_GIVEN REQUEST_. Retype all the entries word for word, but omit the pictures.

---------- DATASET ----------

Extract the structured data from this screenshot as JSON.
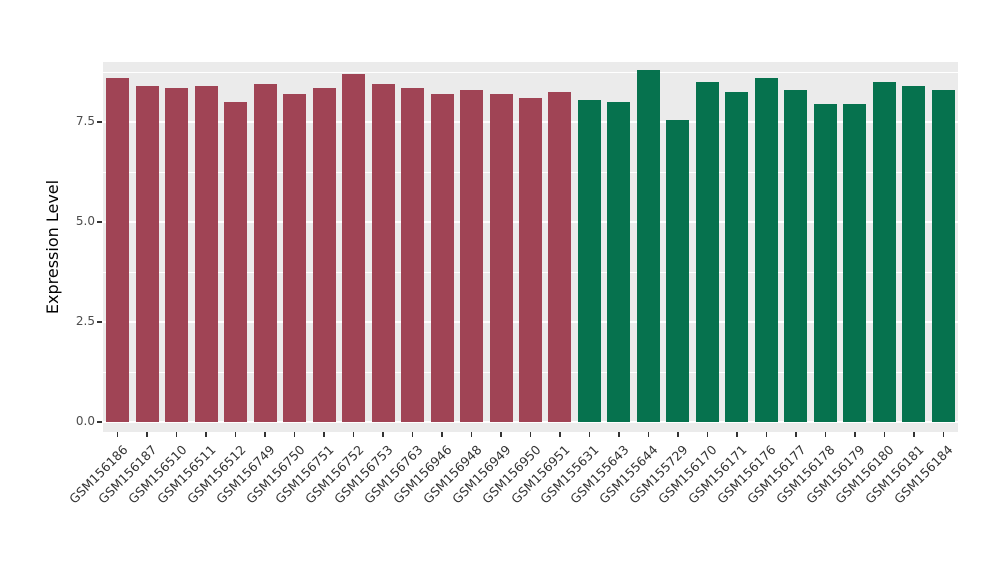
{
  "chart_data": {
    "type": "bar",
    "title": "",
    "xlabel": "",
    "ylabel": "Expression Level",
    "ylim": [
      0,
      9.0
    ],
    "yticks": [
      0.0,
      2.5,
      5.0,
      7.5
    ],
    "minor_yticks": [
      1.25,
      3.75,
      6.25,
      8.75
    ],
    "grid": "on",
    "legend": "none",
    "panel_bg": "#EBEBEB",
    "grid_color": "#FFFFFF",
    "colors": {
      "groupA": "#A04455",
      "groupB": "#06724E"
    },
    "categories": [
      "GSM156186",
      "GSM156187",
      "GSM156510",
      "GSM156511",
      "GSM156512",
      "GSM156749",
      "GSM156750",
      "GSM156751",
      "GSM156752",
      "GSM156753",
      "GSM156763",
      "GSM156946",
      "GSM156948",
      "GSM156949",
      "GSM156950",
      "GSM156951",
      "GSM155631",
      "GSM155643",
      "GSM155644",
      "GSM155729",
      "GSM156170",
      "GSM156171",
      "GSM156176",
      "GSM156177",
      "GSM156178",
      "GSM156179",
      "GSM156180",
      "GSM156181",
      "GSM156184"
    ],
    "values": [
      8.6,
      8.4,
      8.35,
      8.4,
      8.0,
      8.45,
      8.2,
      8.35,
      8.7,
      8.45,
      8.35,
      8.2,
      8.3,
      8.2,
      8.1,
      8.25,
      8.05,
      8.0,
      8.8,
      7.55,
      8.5,
      8.25,
      8.6,
      8.3,
      7.95,
      7.95,
      8.5,
      8.4,
      8.3
    ],
    "groups": [
      "groupA",
      "groupA",
      "groupA",
      "groupA",
      "groupA",
      "groupA",
      "groupA",
      "groupA",
      "groupA",
      "groupA",
      "groupA",
      "groupA",
      "groupA",
      "groupA",
      "groupA",
      "groupA",
      "groupB",
      "groupB",
      "groupB",
      "groupB",
      "groupB",
      "groupB",
      "groupB",
      "groupB",
      "groupB",
      "groupB",
      "groupB",
      "groupB",
      "groupB"
    ]
  }
}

----------

_FINAL ANSWER_.
Extract the structured data from this screenshot as JSON.
{
  "chart_data": {
    "type": "bar",
    "title": "",
    "xlabel": "",
    "ylabel": "Expression Level",
    "ylim": [
      0,
      9.0
    ],
    "yticks": [
      0.0,
      2.5,
      5.0,
      7.5
    ],
    "minor_yticks": [
      1.25,
      3.75,
      6.25,
      8.75
    ],
    "grid": "on",
    "legend": "none",
    "panel_bg": "#EBEBEB",
    "grid_color": "#FFFFFF",
    "colors": {
      "groupA": "#A04455",
      "groupB": "#06724E"
    },
    "categories": [
      "GSM156186",
      "GSM156187",
      "GSM156510",
      "GSM156511",
      "GSM156512",
      "GSM156749",
      "GSM156750",
      "GSM156751",
      "GSM156752",
      "GSM156753",
      "GSM156763",
      "GSM156946",
      "GSM156948",
      "GSM156949",
      "GSM156950",
      "GSM156951",
      "GSM155631",
      "GSM155643",
      "GSM155644",
      "GSM155729",
      "GSM156170",
      "GSM156171",
      "GSM156176",
      "GSM156177",
      "GSM156178",
      "GSM156179",
      "GSM156180",
      "GSM156181",
      "GSM156184"
    ],
    "values": [
      8.6,
      8.4,
      8.35,
      8.4,
      8.0,
      8.45,
      8.2,
      8.35,
      8.7,
      8.45,
      8.35,
      8.2,
      8.3,
      8.2,
      8.1,
      8.25,
      8.05,
      8.0,
      8.8,
      7.55,
      8.5,
      8.25,
      8.6,
      8.3,
      7.95,
      7.95,
      8.5,
      8.4,
      8.3
    ],
    "groups": [
      "groupA",
      "groupA",
      "groupA",
      "groupA",
      "groupA",
      "groupA",
      "groupA",
      "groupA",
      "groupA",
      "groupA",
      "groupA",
      "groupA",
      "groupA",
      "groupA",
      "groupA",
      "groupA",
      "groupB",
      "groupB",
      "groupB",
      "groupB",
      "groupB",
      "groupB",
      "groupB",
      "groupB",
      "groupB",
      "groupB",
      "groupB",
      "groupB",
      "groupB"
    ]
  }
}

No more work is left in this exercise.